:: RECORDS TO USE
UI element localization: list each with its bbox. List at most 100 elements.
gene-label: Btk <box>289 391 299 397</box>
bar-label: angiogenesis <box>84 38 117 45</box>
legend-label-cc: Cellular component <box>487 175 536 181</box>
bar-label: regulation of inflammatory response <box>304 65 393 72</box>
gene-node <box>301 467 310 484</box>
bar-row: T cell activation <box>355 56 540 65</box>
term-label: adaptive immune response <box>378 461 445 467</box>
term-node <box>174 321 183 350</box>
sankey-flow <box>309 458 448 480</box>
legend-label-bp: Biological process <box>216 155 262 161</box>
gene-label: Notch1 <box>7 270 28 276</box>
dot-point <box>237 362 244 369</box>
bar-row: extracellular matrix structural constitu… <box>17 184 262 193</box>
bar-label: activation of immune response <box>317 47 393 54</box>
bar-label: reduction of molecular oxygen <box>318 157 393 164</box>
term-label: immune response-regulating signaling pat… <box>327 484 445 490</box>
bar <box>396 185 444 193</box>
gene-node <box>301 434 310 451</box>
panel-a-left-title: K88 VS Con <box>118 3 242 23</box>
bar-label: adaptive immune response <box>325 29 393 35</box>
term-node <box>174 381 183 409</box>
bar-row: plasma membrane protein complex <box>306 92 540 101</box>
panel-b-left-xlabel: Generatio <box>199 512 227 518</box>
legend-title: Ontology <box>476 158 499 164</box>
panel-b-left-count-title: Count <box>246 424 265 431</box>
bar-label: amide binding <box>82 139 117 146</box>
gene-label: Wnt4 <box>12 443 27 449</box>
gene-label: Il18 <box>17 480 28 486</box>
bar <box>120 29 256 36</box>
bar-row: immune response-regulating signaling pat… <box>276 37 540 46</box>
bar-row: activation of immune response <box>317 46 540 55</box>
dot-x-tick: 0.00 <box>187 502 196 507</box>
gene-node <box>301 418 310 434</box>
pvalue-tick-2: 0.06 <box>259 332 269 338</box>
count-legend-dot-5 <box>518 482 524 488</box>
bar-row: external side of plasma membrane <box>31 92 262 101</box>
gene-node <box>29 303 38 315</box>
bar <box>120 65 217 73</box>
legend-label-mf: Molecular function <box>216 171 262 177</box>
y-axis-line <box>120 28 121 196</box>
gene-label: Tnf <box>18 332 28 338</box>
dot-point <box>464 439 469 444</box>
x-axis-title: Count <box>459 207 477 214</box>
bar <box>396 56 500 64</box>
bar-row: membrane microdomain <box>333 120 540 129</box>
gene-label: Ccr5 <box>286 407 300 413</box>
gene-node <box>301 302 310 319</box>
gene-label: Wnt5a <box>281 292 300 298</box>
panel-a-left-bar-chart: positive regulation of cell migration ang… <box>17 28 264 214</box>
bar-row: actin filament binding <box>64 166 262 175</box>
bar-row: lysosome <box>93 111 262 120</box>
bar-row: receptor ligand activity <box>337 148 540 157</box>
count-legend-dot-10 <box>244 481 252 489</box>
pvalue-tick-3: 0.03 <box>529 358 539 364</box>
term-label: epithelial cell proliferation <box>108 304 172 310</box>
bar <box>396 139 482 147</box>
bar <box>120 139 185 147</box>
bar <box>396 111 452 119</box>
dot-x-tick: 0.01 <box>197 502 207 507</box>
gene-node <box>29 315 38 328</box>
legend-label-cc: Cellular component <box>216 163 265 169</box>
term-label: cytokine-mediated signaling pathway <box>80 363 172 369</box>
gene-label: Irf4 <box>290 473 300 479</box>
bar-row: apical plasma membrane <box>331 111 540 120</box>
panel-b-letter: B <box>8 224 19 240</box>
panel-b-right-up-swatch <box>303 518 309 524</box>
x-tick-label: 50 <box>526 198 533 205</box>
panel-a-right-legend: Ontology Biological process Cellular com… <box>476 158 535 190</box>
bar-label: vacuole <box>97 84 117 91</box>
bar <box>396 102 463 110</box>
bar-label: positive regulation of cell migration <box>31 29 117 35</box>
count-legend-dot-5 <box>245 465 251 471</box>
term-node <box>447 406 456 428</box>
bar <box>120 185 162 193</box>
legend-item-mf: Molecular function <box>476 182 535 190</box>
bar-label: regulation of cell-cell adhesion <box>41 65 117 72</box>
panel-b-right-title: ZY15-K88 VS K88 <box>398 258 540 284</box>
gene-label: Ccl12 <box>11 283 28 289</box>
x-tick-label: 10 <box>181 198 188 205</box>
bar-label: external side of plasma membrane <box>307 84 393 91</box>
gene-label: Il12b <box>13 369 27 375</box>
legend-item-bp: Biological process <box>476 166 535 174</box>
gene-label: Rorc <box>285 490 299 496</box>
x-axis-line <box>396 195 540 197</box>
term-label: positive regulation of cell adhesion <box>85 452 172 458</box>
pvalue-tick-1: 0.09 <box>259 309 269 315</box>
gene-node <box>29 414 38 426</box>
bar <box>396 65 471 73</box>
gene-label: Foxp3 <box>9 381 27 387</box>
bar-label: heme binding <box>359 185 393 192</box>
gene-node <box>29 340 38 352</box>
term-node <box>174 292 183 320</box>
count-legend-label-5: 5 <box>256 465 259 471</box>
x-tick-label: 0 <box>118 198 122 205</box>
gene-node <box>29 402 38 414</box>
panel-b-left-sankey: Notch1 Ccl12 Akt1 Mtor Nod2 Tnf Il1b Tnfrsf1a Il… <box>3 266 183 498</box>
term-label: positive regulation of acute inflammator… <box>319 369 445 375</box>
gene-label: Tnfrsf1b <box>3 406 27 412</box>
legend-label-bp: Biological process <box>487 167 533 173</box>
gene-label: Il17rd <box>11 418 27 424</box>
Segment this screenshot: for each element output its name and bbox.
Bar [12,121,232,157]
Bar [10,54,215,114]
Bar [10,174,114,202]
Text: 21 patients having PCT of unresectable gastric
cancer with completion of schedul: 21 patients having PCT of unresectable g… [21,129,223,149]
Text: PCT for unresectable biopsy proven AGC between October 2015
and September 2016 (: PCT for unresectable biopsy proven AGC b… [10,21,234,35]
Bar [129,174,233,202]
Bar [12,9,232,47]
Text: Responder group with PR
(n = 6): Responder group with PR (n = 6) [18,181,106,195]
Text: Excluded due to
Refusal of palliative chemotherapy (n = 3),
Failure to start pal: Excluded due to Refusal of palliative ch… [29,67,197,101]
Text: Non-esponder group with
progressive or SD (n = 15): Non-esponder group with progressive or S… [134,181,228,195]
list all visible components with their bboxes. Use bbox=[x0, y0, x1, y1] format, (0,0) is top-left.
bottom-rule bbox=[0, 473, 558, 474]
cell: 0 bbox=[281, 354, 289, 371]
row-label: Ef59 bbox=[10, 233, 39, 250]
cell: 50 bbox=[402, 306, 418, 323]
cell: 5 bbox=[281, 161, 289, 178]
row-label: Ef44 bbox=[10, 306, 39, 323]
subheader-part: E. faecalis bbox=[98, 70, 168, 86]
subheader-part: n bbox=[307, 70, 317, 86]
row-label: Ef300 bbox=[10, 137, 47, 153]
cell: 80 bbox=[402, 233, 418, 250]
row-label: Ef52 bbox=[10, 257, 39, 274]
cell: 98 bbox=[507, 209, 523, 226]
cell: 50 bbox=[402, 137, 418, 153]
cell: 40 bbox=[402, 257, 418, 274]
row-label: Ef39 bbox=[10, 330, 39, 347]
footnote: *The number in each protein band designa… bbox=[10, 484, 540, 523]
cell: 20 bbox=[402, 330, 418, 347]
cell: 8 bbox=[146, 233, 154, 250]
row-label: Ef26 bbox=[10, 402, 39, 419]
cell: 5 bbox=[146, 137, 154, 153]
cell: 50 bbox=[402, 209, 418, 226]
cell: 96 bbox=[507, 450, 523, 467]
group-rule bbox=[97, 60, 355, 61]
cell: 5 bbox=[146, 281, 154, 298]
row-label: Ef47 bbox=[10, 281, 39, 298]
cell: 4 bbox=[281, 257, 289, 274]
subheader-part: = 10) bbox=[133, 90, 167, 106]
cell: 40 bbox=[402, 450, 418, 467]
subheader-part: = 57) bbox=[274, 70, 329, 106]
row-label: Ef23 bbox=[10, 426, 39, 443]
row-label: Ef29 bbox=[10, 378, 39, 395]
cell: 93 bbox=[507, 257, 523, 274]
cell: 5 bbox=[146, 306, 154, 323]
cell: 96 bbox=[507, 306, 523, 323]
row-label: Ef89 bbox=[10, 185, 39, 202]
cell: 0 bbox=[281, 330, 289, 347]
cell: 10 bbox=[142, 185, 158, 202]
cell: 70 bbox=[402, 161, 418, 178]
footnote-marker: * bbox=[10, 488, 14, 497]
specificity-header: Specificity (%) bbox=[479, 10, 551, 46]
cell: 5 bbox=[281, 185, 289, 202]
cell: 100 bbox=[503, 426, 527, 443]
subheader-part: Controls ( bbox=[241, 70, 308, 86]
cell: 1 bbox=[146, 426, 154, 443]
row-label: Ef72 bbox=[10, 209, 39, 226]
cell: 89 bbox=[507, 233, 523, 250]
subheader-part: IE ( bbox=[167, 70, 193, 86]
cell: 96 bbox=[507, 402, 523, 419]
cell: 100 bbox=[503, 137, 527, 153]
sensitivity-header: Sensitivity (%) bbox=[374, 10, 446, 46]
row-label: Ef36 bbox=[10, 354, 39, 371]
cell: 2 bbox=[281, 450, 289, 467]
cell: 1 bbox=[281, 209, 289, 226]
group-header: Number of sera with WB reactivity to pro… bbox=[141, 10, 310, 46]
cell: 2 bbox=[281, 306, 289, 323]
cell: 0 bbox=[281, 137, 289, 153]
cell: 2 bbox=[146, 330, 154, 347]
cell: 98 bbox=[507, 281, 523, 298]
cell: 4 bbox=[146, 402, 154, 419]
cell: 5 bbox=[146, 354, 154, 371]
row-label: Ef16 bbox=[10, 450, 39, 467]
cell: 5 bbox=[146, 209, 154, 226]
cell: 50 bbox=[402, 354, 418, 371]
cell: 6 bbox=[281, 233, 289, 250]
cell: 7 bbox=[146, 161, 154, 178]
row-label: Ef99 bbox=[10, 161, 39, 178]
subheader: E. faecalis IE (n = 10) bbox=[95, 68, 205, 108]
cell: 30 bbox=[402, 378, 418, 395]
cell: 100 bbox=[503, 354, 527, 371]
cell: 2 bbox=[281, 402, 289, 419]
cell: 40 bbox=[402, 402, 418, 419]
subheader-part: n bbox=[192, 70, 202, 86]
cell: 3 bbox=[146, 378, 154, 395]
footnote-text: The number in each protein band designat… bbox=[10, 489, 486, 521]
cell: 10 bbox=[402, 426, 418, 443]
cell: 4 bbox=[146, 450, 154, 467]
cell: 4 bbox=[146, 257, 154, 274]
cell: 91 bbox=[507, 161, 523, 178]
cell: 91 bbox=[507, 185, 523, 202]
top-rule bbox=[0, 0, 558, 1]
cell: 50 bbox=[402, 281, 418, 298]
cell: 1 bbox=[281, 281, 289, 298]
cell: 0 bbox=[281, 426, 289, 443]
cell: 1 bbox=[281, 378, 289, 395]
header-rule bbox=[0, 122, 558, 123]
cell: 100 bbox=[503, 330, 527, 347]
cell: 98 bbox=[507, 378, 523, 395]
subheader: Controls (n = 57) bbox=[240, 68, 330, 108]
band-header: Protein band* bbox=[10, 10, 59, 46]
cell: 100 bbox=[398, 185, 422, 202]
::::
:: RECORDS TO USE
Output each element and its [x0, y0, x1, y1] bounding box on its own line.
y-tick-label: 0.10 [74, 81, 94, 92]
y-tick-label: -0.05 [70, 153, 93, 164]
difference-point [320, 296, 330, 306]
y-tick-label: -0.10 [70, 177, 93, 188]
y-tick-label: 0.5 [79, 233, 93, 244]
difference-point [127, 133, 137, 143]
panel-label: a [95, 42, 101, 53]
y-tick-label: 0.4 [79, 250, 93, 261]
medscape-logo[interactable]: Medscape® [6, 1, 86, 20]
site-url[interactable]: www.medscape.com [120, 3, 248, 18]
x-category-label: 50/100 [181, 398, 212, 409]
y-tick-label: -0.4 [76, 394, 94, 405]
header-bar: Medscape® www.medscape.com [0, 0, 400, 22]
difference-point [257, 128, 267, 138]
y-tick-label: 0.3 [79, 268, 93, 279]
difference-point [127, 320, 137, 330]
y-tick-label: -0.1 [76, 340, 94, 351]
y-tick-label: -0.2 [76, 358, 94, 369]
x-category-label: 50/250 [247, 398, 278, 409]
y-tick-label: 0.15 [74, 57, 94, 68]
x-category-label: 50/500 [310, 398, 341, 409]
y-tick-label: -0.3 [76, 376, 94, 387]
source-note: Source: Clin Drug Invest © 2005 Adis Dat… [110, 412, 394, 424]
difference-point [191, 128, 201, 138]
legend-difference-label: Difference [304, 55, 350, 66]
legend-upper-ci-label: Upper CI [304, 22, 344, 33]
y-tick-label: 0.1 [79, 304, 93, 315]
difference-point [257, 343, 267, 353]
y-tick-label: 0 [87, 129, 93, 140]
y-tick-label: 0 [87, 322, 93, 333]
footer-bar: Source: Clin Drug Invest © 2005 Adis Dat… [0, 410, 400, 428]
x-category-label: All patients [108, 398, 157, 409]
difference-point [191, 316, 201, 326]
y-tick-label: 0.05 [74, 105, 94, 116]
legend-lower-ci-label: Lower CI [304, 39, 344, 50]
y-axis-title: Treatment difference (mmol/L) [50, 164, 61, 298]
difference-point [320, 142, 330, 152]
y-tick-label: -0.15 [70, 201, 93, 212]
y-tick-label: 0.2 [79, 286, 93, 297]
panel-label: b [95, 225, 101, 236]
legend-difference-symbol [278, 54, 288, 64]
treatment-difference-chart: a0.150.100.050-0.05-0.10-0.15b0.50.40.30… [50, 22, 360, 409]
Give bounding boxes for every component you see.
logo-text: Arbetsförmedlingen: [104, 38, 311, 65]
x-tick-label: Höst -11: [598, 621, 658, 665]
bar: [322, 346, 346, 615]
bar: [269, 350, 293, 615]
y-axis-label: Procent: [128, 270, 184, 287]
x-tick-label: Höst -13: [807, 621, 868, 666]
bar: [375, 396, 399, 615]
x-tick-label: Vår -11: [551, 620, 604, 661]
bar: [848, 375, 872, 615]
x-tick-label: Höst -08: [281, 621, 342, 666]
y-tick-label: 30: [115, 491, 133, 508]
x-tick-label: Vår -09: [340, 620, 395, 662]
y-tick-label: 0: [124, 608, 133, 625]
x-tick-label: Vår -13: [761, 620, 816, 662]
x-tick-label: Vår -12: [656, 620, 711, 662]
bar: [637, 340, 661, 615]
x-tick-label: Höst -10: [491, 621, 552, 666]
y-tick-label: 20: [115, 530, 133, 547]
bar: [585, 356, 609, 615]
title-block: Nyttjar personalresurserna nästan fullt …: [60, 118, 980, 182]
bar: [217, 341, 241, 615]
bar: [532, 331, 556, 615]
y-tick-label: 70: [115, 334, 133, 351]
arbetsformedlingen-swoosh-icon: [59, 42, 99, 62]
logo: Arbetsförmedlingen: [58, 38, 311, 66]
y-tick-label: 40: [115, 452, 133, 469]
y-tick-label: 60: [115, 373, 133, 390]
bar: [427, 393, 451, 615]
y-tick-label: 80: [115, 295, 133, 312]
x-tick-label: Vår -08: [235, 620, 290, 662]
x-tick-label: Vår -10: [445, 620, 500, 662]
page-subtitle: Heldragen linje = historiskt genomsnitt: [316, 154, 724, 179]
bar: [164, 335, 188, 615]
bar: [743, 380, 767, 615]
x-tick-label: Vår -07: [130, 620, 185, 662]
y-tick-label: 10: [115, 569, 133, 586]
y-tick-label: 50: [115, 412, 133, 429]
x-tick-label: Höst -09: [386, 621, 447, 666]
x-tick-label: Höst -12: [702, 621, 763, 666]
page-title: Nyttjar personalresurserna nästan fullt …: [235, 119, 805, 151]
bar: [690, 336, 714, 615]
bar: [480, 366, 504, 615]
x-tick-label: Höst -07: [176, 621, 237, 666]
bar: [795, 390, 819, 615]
::::
> _THE PROBLEM_:
The expected answer is every line above in which the word "sankey" appears.

> _ANSWER TO THE EXERCISE_:
sankey-flow <box>309 458 448 480</box>
panel-b-left-sankey: Notch1 Ccl12 Akt1 Mtor Nod2 Tnf Il1b Tnfrsf1a Il… <box>3 266 183 498</box>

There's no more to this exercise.